▶ [Collected data entries]
-- Start --

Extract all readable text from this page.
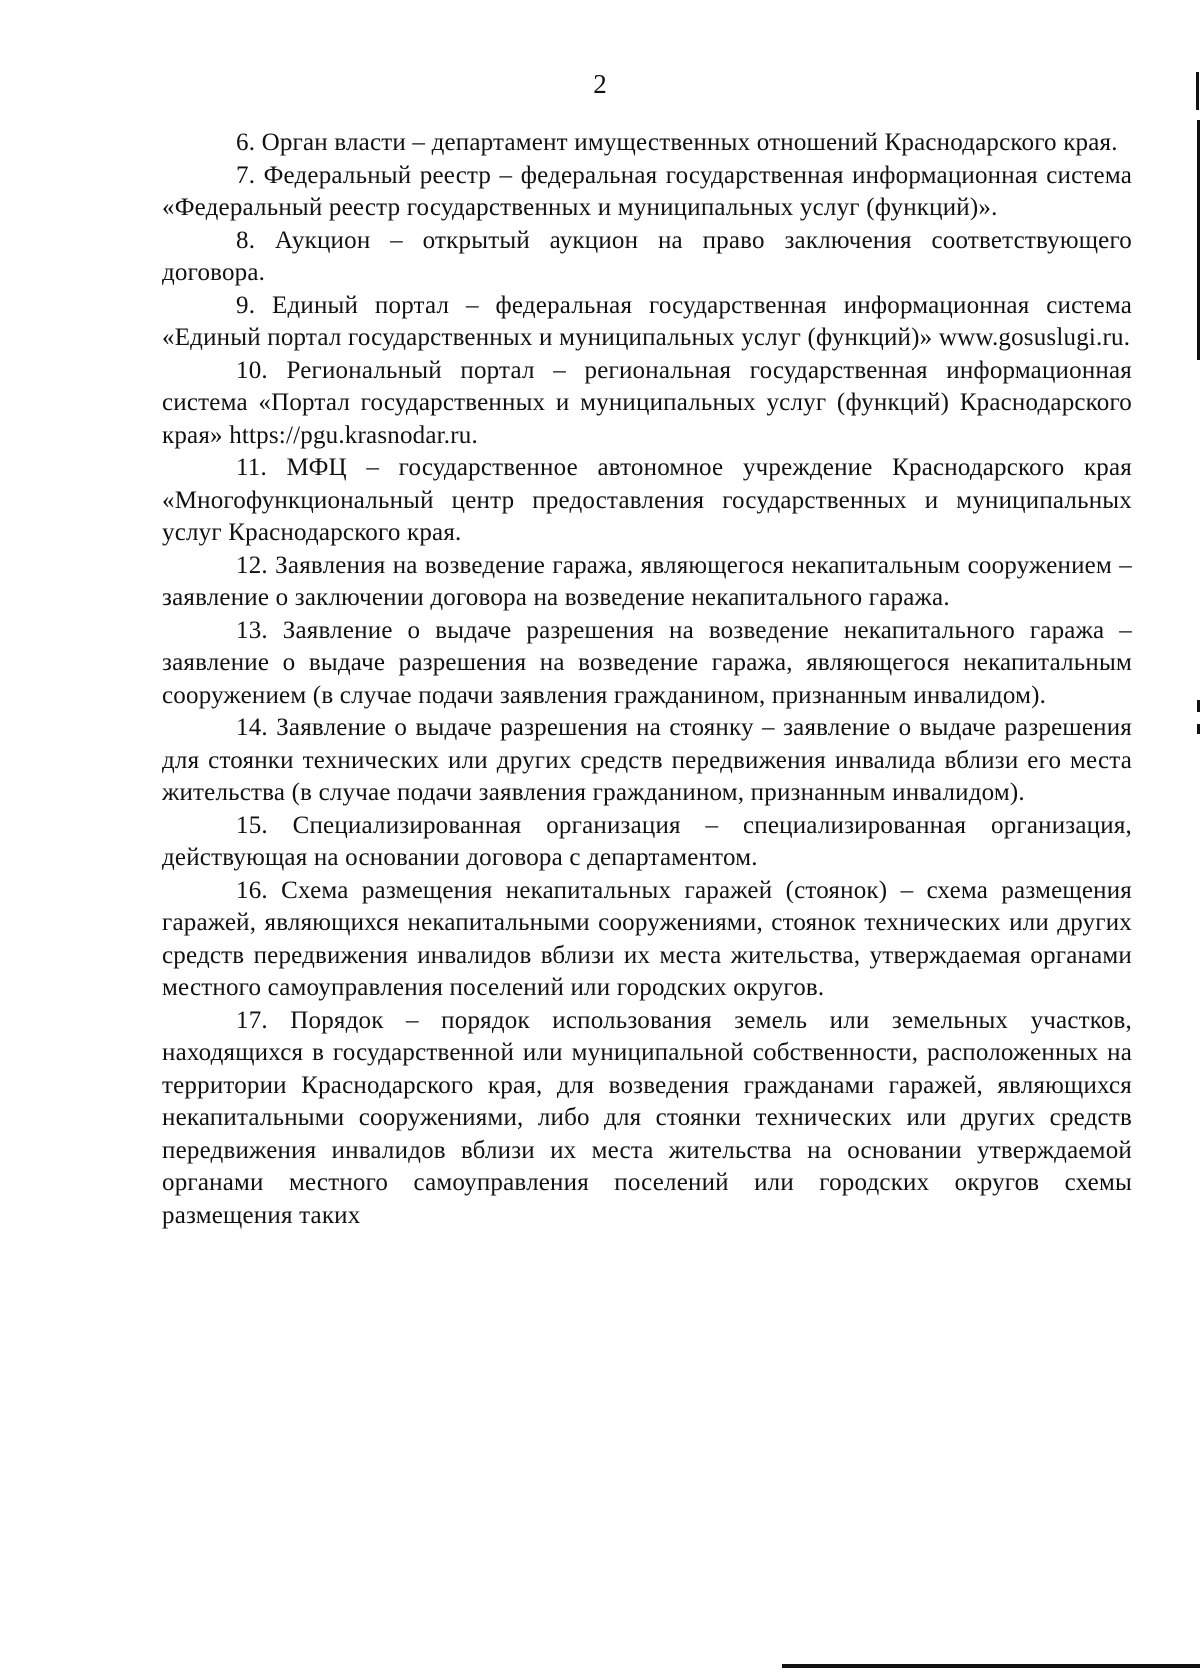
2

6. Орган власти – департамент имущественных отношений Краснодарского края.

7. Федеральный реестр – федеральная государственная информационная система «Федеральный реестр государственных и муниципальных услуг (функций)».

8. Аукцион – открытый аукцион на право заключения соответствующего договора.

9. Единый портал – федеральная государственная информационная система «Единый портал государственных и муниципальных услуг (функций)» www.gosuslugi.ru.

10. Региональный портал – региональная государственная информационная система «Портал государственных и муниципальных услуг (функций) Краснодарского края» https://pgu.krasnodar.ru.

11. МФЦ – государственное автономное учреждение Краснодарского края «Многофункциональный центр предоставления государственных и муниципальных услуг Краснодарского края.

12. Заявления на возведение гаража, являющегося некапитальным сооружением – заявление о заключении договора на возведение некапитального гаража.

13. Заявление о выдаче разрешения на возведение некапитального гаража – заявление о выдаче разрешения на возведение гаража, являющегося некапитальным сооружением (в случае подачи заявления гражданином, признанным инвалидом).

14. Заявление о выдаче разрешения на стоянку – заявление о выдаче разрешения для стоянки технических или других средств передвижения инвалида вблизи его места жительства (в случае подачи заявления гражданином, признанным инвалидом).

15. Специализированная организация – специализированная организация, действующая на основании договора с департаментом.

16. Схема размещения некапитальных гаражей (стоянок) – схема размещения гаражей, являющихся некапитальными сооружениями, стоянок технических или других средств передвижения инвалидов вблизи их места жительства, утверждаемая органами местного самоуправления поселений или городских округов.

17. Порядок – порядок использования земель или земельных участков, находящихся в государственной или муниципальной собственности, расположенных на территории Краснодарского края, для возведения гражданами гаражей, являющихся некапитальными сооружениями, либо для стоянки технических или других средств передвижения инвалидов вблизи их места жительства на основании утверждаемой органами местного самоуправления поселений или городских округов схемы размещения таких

-- End --

▶ [To do] Which lines above contain "случае"? Show each of them.

▶ [Result for this task]
13. Заявление о выдаче разрешения на возведение некапитального гаража – заявление о выдаче разрешения на возведение гаража, являющегося некапитальным сооружением (в случае подачи заявления гражданином, признанным инвалидом).
14. Заявление о выдаче разрешения на стоянку – заявление о выдаче разрешения для стоянки технических или других средств передвижения инвалида вблизи его места жительства (в случае подачи заявления гражданином, признанным инвалидом).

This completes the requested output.